## [Stored entries]

>> BEGIN

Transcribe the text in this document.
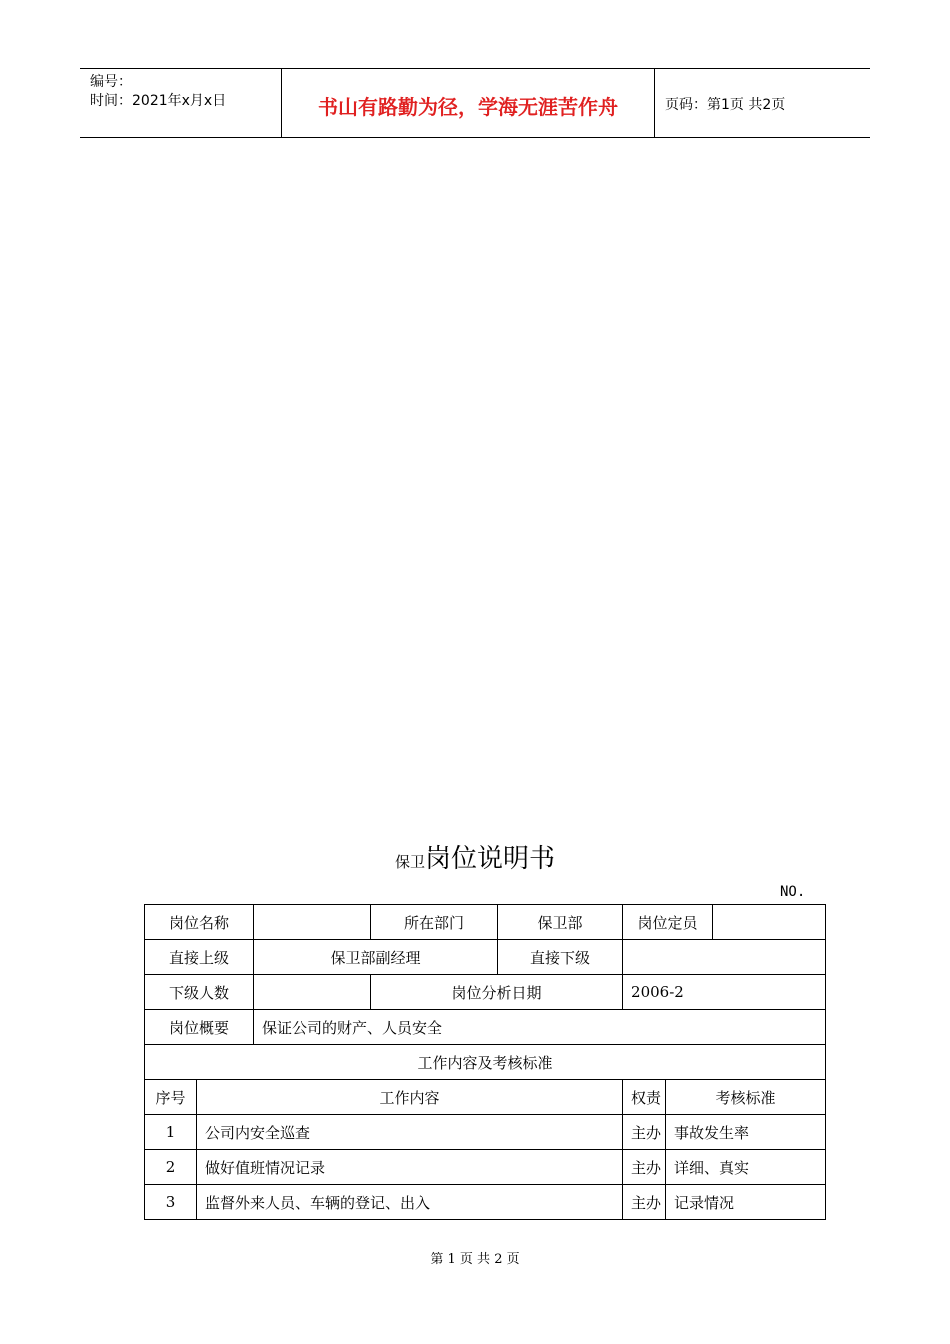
编号：
时间：2021年x月x日	书山有路勤为径，学海无涯苦作舟	页码：第1页 共2页
保卫岗位说明书
NO.
岗位名称			所在部门	保卫部	岗位定员		
直接上级		保卫部副经理		直接下级			
下级人数			岗位分析日期		2006-2		
岗位概要		保证公司的财产、人员安全					
工作内容及考核标准							
序号	工作内容				权责	考核标准	
1	公司内安全巡查				主办	事故发生率	
2	做好值班情况记录				主办	详细、真实	
3	监督外来人员、车辆的登记、出入				主办	记录情况	
第 1 页 共 2 页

>> END

## [DESCRIPTION OF THE TASK]
Retype each record exactly as it stands, but do not include the pictures.

## [FINISHED ANSWER]
Transcribe the text in this document.
编号：
时间：2021年x月x日	书山有路勤为径，学海无涯苦作舟	页码：第1页 共2页
保卫岗位说明书
NO.
岗位名称			所在部门	保卫部	岗位定员		
直接上级		保卫部副经理		直接下级			
下级人数			岗位分析日期		2006-2		
岗位概要		保证公司的财产、人员安全					
工作内容及考核标准							
序号	工作内容				权责	考核标准	
1	公司内安全巡查				主办	事故发生率	
2	做好值班情况记录				主办	详细、真实	
3	监督外来人员、车辆的登记、出入				主办	记录情况	
第 1 页 共 2 页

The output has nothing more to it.